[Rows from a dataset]
--- Start ---

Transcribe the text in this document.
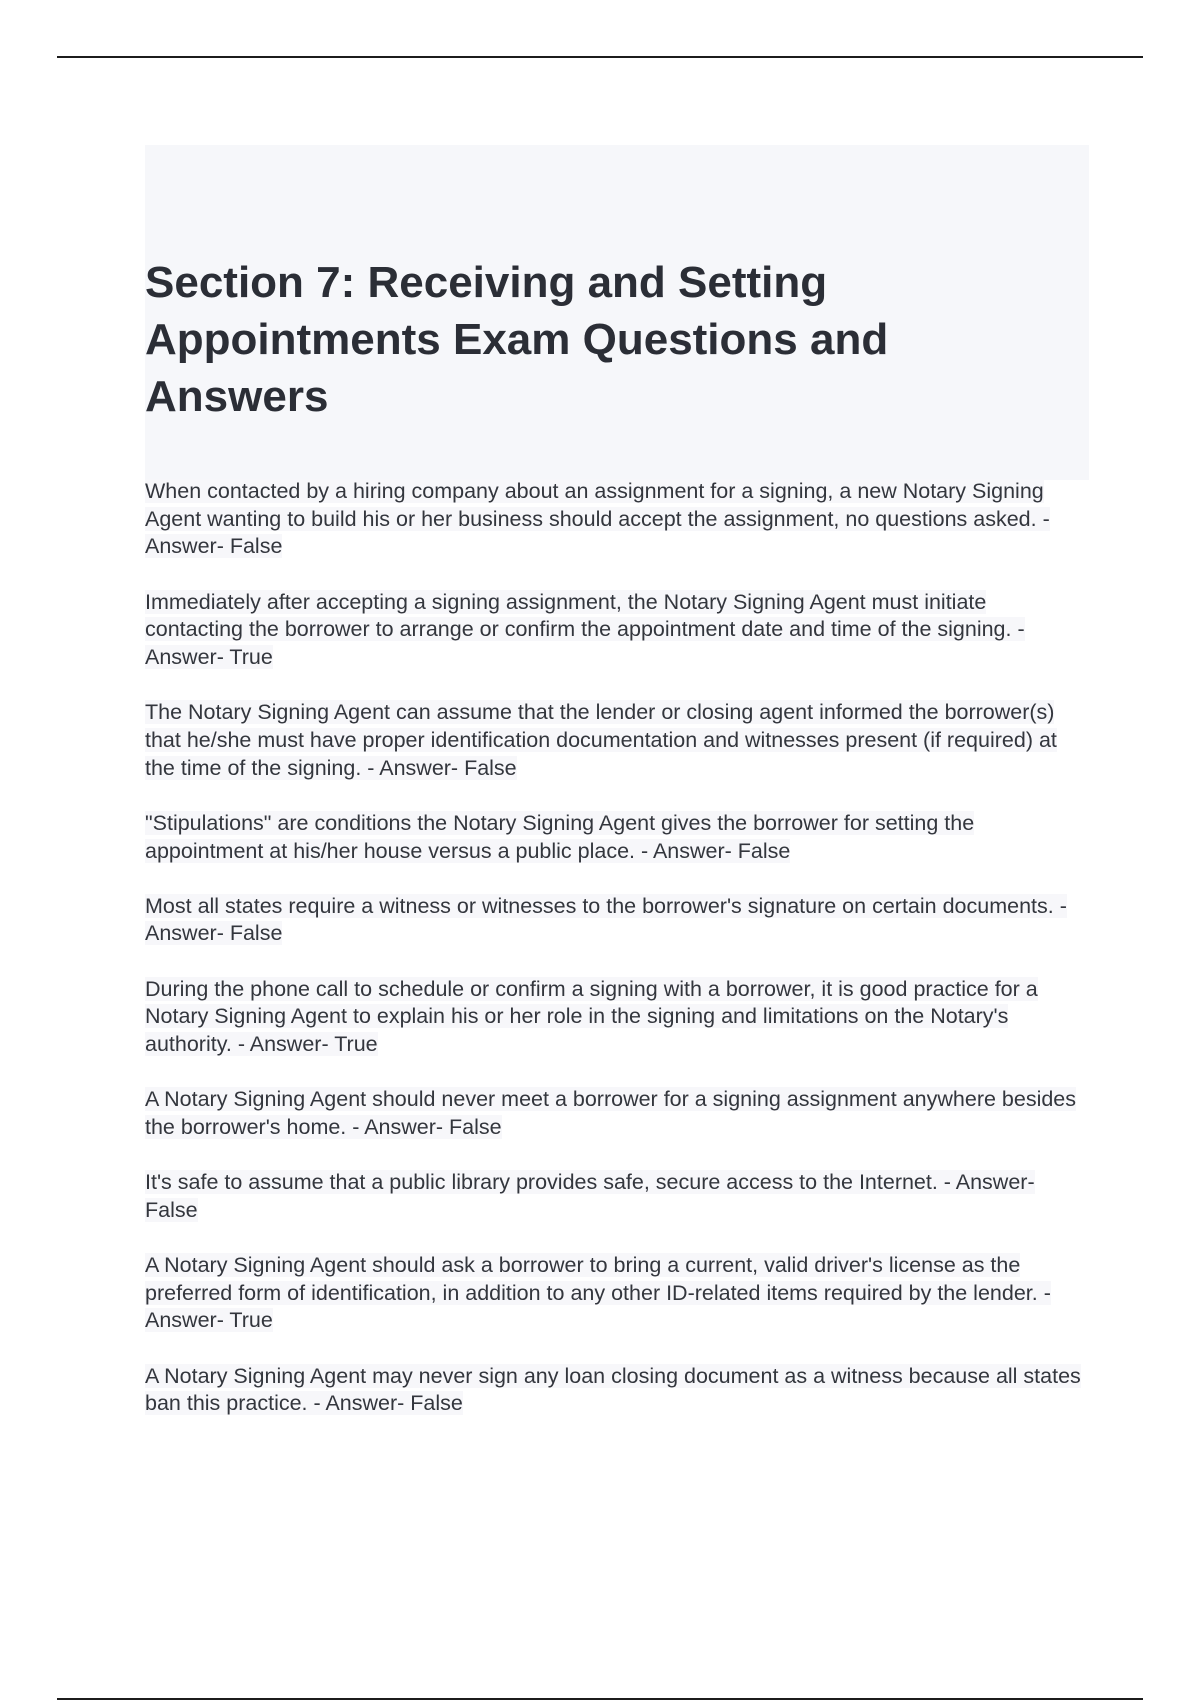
Section 7: Receiving and Setting Appointments Exam Questions and Answers
When contacted by a hiring company about an assignment for a signing, a new Notary Signing Agent wanting to build his or her business should accept the assignment, no questions asked. - Answer- False
Immediately after accepting a signing assignment, the Notary Signing Agent must initiate contacting the borrower to arrange or confirm the appointment date and time of the signing. - Answer- True
The Notary Signing Agent can assume that the lender or closing agent informed the borrower(s) that he/she must have proper identification documentation and witnesses present (if required) at the time of the signing. - Answer- False
"Stipulations" are conditions the Notary Signing Agent gives the borrower for setting the appointment at his/her house versus a public place. - Answer- False
Most all states require a witness or witnesses to the borrower's signature on certain documents. - Answer- False
During the phone call to schedule or confirm a signing with a borrower, it is good practice for a Notary Signing Agent to explain his or her role in the signing and limitations on the Notary's authority. - Answer- True
A Notary Signing Agent should never meet a borrower for a signing assignment anywhere besides the borrower's home. - Answer- False
It's safe to assume that a public library provides safe, secure access to the Internet. - Answer- False
A Notary Signing Agent should ask a borrower to bring a current, valid driver's license as the preferred form of identification, in addition to any other ID-related items required by the lender. - Answer- True
A Notary Signing Agent may never sign any loan closing document as a witness because all states ban this practice. - Answer- False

--- End ---

◆ PROBLEM:
Using the data above, print every line exactly, omitting pictures.

◆ SOLVED PROBLEM:
Transcribe the text in this document.
Section 7: Receiving and Setting Appointments Exam Questions and Answers
When contacted by a hiring company about an assignment for a signing, a new Notary Signing Agent wanting to build his or her business should accept the assignment, no questions asked. - Answer- False
Immediately after accepting a signing assignment, the Notary Signing Agent must initiate contacting the borrower to arrange or confirm the appointment date and time of the signing. - Answer- True
The Notary Signing Agent can assume that the lender or closing agent informed the borrower(s) that he/she must have proper identification documentation and witnesses present (if required) at the time of the signing. - Answer- False
"Stipulations" are conditions the Notary Signing Agent gives the borrower for setting the appointment at his/her house versus a public place. - Answer- False
Most all states require a witness or witnesses to the borrower's signature on certain documents. - Answer- False
During the phone call to schedule or confirm a signing with a borrower, it is good practice for a Notary Signing Agent to explain his or her role in the signing and limitations on the Notary's authority. - Answer- True
A Notary Signing Agent should never meet a borrower for a signing assignment anywhere besides the borrower's home. - Answer- False
It's safe to assume that a public library provides safe, secure access to the Internet. - Answer- False
A Notary Signing Agent should ask a borrower to bring a current, valid driver's license as the preferred form of identification, in addition to any other ID-related items required by the lender. - Answer- True
A Notary Signing Agent may never sign any loan closing document as a witness because all states ban this practice. - Answer- False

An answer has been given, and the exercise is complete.